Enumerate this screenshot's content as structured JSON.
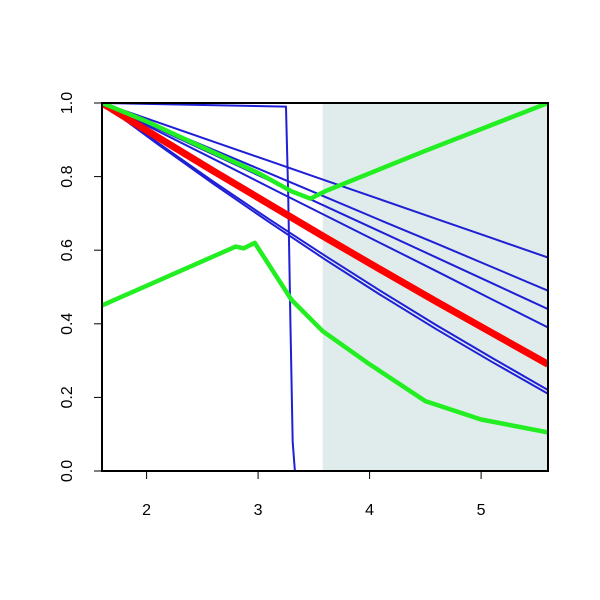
{
  "chart_data": {
    "type": "line",
    "xlim": [
      1.6,
      5.6
    ],
    "ylim": [
      0,
      1
    ],
    "xticks": [
      2,
      3,
      4,
      5
    ],
    "yticks": [
      {
        "value": 0,
        "label": "0.0"
      },
      0.2,
      0.4,
      0.6,
      0.8,
      {
        "value": 1,
        "label": "1.0"
      }
    ],
    "shaded_region": {
      "xlim": [
        3.58,
        5.6
      ],
      "color": "#dfeceb"
    },
    "series": [
      {
        "color": "#1f1fd6",
        "line_width": 2,
        "x": [
          1.6,
          2.1,
          2.6,
          3.1,
          3.6,
          4.1,
          4.6,
          5.1,
          5.6
        ],
        "values": [
          1,
          0.9475,
          0.895,
          0.8425,
          0.79,
          0.7375,
          0.685,
          0.6325,
          0.58
        ]
      },
      {
        "color": "#1f1fd6",
        "line_width": 2,
        "x": [
          1.6,
          2.1,
          2.6,
          3.1,
          3.6,
          4.1,
          4.6,
          5.1,
          5.6
        ],
        "values": [
          1,
          0.936,
          0.873,
          0.809,
          0.745,
          0.681,
          0.618,
          0.554,
          0.49
        ]
      },
      {
        "color": "#1f1fd6",
        "line_width": 2,
        "x": [
          1.6,
          2.1,
          2.6,
          3.1,
          3.6,
          4.1,
          4.6,
          5.1,
          5.6
        ],
        "values": [
          1,
          0.93,
          0.86,
          0.79,
          0.72,
          0.65,
          0.58,
          0.51,
          0.44
        ]
      },
      {
        "color": "#1f1fd6",
        "line_width": 2,
        "x": [
          1.6,
          2.1,
          2.6,
          3.1,
          3.6,
          4.1,
          4.6,
          5.1,
          5.6
        ],
        "values": [
          1,
          0.924,
          0.848,
          0.771,
          0.695,
          0.619,
          0.543,
          0.466,
          0.39
        ]
      },
      {
        "color": "#1f1fd6",
        "line_width": 2,
        "x": [
          1.6,
          2.1,
          2.6,
          3.1,
          3.6,
          4.1,
          4.6,
          5.1,
          5.6
        ],
        "values": [
          1,
          0.892,
          0.786,
          0.684,
          0.585,
          0.489,
          0.396,
          0.307,
          0.22
        ]
      },
      {
        "color": "#1f1fd6",
        "line_width": 2,
        "x": [
          1.6,
          2.1,
          2.6,
          3.1,
          3.6,
          4.1,
          4.6,
          5.1,
          5.6
        ],
        "values": [
          1,
          0.888,
          0.78,
          0.676,
          0.575,
          0.478,
          0.385,
          0.296,
          0.21
        ]
      },
      {
        "color": "#1f1fd6",
        "line_width": 2,
        "x": [
          1.6,
          3.25,
          3.27,
          3.29,
          3.31,
          3.33,
          5.6
        ],
        "values": [
          1,
          0.99,
          0.75,
          0.4,
          0.08,
          0,
          0
        ]
      },
      {
        "color": "#ff0000",
        "line_width": 7,
        "x": [
          1.6,
          2.1,
          2.6,
          3.1,
          3.6,
          4.1,
          4.6,
          5.1,
          5.6
        ],
        "values": [
          1,
          0.907,
          0.815,
          0.725,
          0.635,
          0.547,
          0.46,
          0.375,
          0.29
        ]
      },
      {
        "color": "#22ee22",
        "line_width": 4.5,
        "x": [
          1.6,
          2.0,
          2.5,
          3.0,
          3.3,
          3.47,
          3.6,
          4.5,
          5.6
        ],
        "values": [
          1,
          0.95,
          0.88,
          0.81,
          0.76,
          0.74,
          0.76,
          0.87,
          1.0
        ]
      },
      {
        "color": "#22ee22",
        "line_width": 4.5,
        "x": [
          1.6,
          2.8,
          2.87,
          2.97,
          3.3,
          3.58,
          4.0,
          4.5,
          5.0,
          5.6
        ],
        "values": [
          0.45,
          0.61,
          0.605,
          0.62,
          0.465,
          0.38,
          0.29,
          0.19,
          0.14,
          0.105
        ]
      }
    ]
  }
}
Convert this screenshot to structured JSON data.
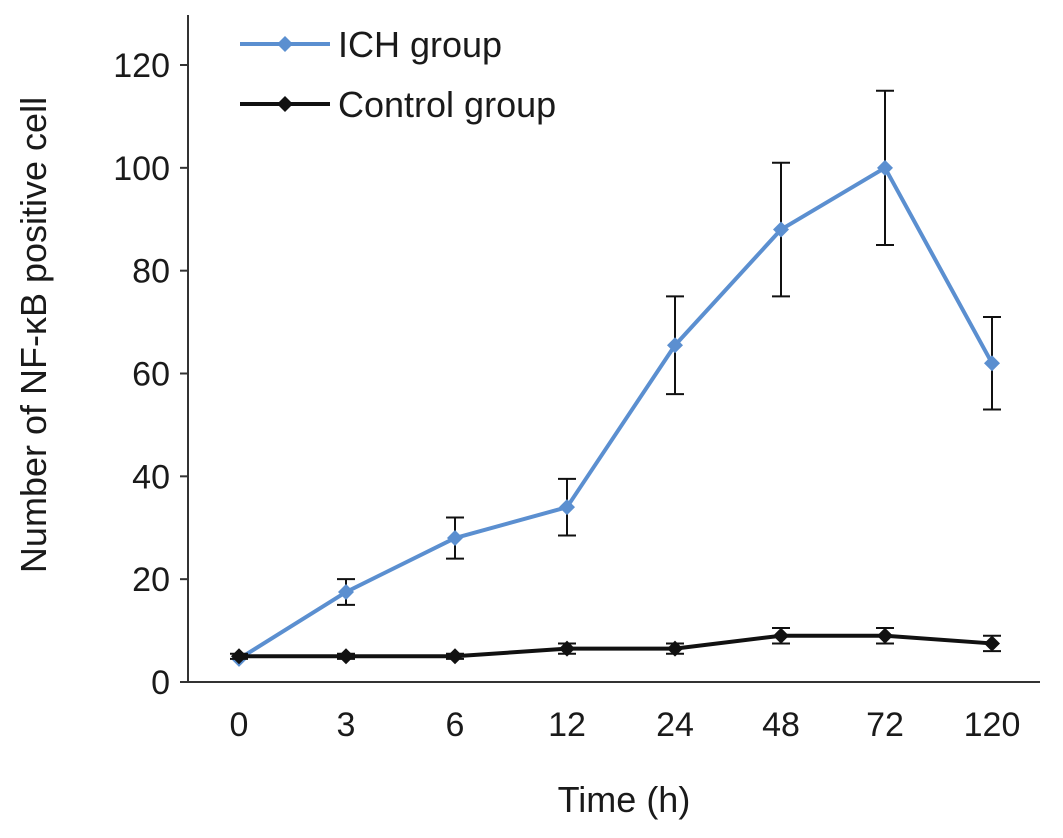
{
  "chart_data": {
    "type": "line",
    "title": "",
    "xlabel": "Time (h)",
    "ylabel": "Number of NF-κB positive cell",
    "categories": [
      "0",
      "3",
      "6",
      "12",
      "24",
      "48",
      "72",
      "120"
    ],
    "ylim": [
      0,
      120
    ],
    "yticks": [
      "0",
      "20",
      "40",
      "60",
      "80",
      "100",
      "120"
    ],
    "grid": false,
    "legend_position": "top-left",
    "series": [
      {
        "name": "ICH group",
        "color": "#5b8fd0",
        "marker": "diamond",
        "values": [
          4.5,
          17.5,
          28,
          34,
          65.5,
          88,
          100,
          62
        ],
        "error": [
          0,
          2.5,
          4,
          5.5,
          9.5,
          13,
          15,
          9
        ]
      },
      {
        "name": "Control group",
        "color": "#111111",
        "marker": "diamond",
        "values": [
          5,
          5,
          5,
          6.5,
          6.5,
          9,
          9,
          7.5
        ],
        "error": [
          0.5,
          0.5,
          0.5,
          1,
          1,
          1.5,
          1.5,
          1.5
        ]
      }
    ]
  }
}
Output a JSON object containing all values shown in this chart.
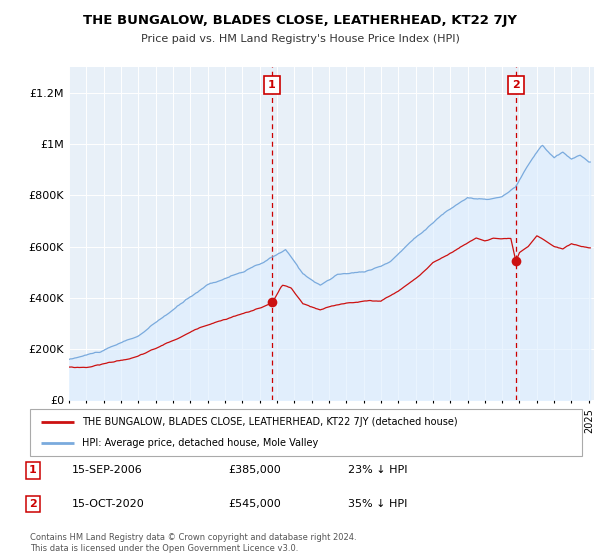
{
  "title": "THE BUNGALOW, BLADES CLOSE, LEATHERHEAD, KT22 7JY",
  "subtitle": "Price paid vs. HM Land Registry's House Price Index (HPI)",
  "legend_line1": "THE BUNGALOW, BLADES CLOSE, LEATHERHEAD, KT22 7JY (detached house)",
  "legend_line2": "HPI: Average price, detached house, Mole Valley",
  "annotation1_label": "1",
  "annotation1_date": "15-SEP-2006",
  "annotation1_price": "£385,000",
  "annotation1_hpi": "23% ↓ HPI",
  "annotation1_year": 2006.71,
  "annotation1_price_val": 385000,
  "annotation2_label": "2",
  "annotation2_date": "15-OCT-2020",
  "annotation2_price": "£545,000",
  "annotation2_hpi": "35% ↓ HPI",
  "annotation2_year": 2020.79,
  "annotation2_price_val": 545000,
  "footer": "Contains HM Land Registry data © Crown copyright and database right 2024.\nThis data is licensed under the Open Government Licence v3.0.",
  "hpi_color": "#7aaadd",
  "hpi_fill_color": "#ddeeff",
  "price_color": "#cc1111",
  "annotation_color": "#cc0000",
  "ylim": [
    0,
    1300000
  ],
  "yticks": [
    0,
    200000,
    400000,
    600000,
    800000,
    1000000,
    1200000
  ],
  "ytick_labels": [
    "£0",
    "£200K",
    "£400K",
    "£600K",
    "£800K",
    "£1M",
    "£1.2M"
  ],
  "background_color": "#ffffff",
  "plot_bg_color": "#e8f0f8",
  "grid_color": "#ffffff"
}
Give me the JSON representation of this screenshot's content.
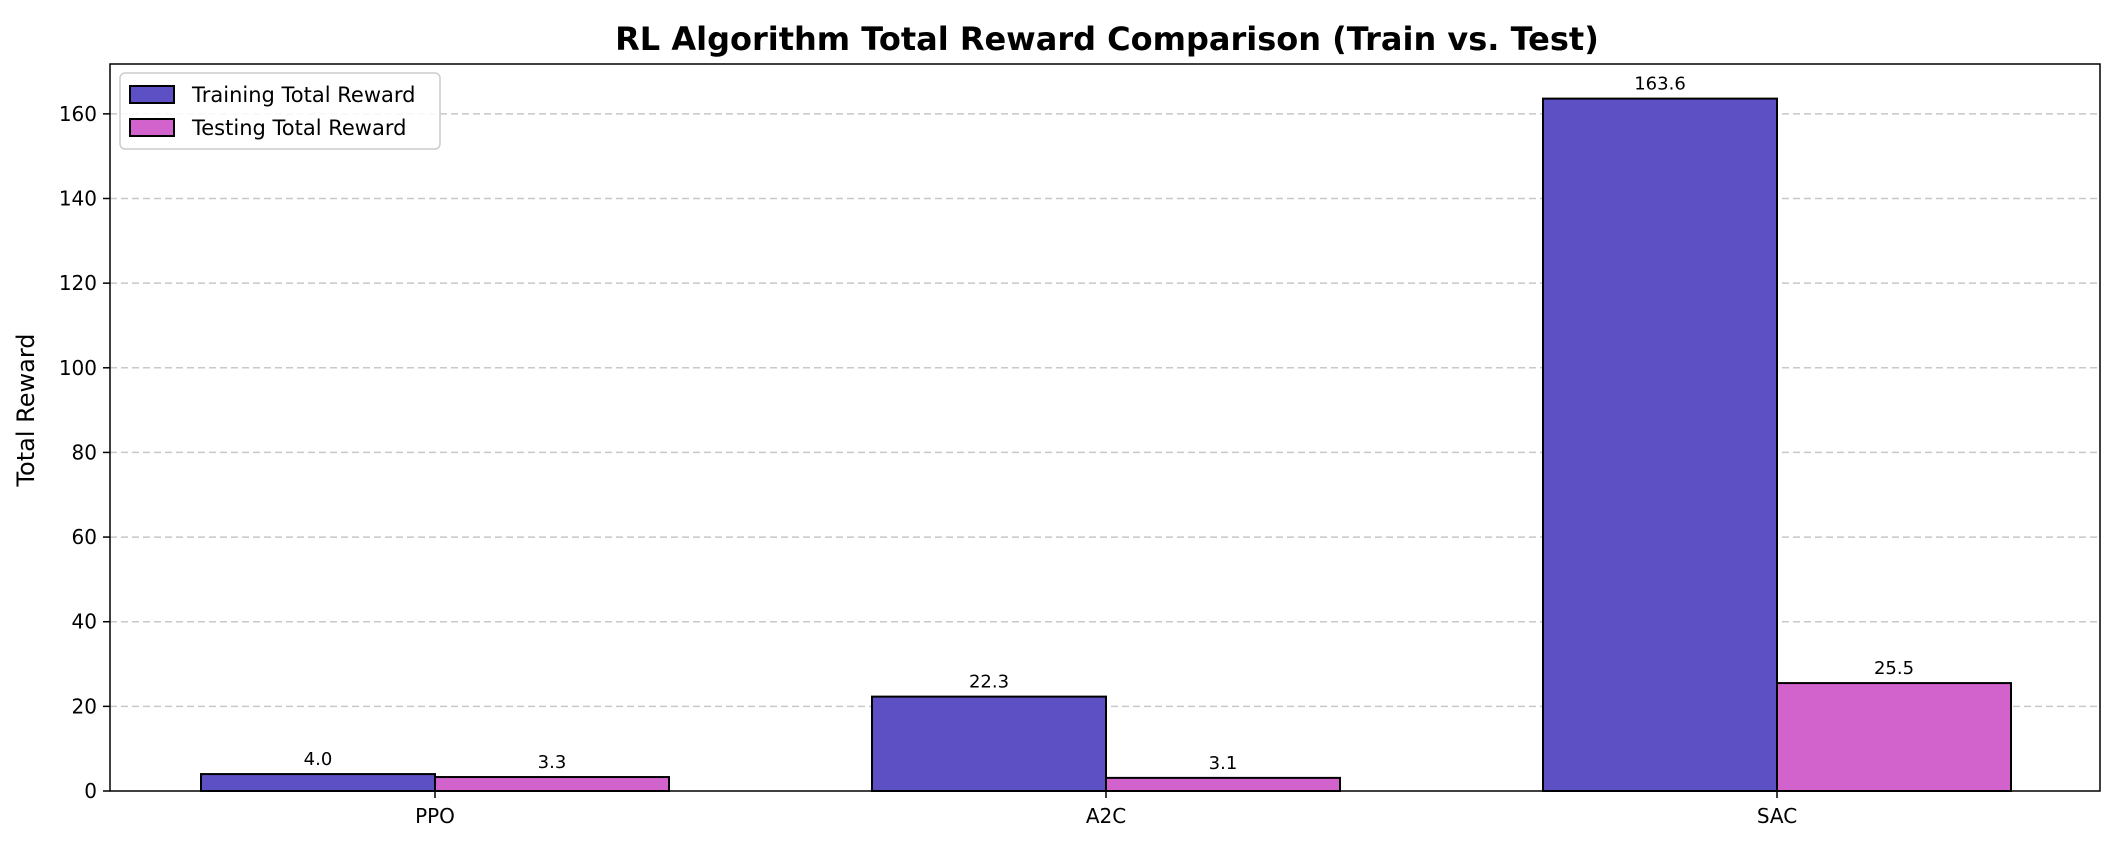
{
  "chart_data": {
    "type": "bar",
    "title": "RL Algorithm Total Reward Comparison (Train vs. Test)",
    "xlabel": "",
    "ylabel": "Total Reward",
    "categories": [
      "PPO",
      "A2C",
      "SAC"
    ],
    "series": [
      {
        "name": "Training Total Reward",
        "values": [
          4.0,
          22.3,
          163.6
        ],
        "labels": [
          "4.0",
          "22.3",
          "163.6"
        ],
        "color": "#5c50c4"
      },
      {
        "name": "Testing Total Reward",
        "values": [
          3.3,
          3.1,
          25.5
        ],
        "labels": [
          "3.3",
          "3.1",
          "25.5"
        ],
        "color": "#d263cc"
      }
    ],
    "ylim": [
      0,
      171.78
    ],
    "yticks": [
      0,
      20,
      40,
      60,
      80,
      100,
      120,
      140,
      160
    ],
    "grid": "y-dashed",
    "legend": "top-left"
  }
}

**Exercise goal**: Each line holding "Registry" must be found and copied.

**Completed exercise**:
  "subtitle": "Price paid vs. HM Land Registry's House Price Index (HPI)",
  "footer": "Contains HM Land Registry data © Crown copyright and database right 2024.\nThis data is licensed under the Open Government Licence v3.0.",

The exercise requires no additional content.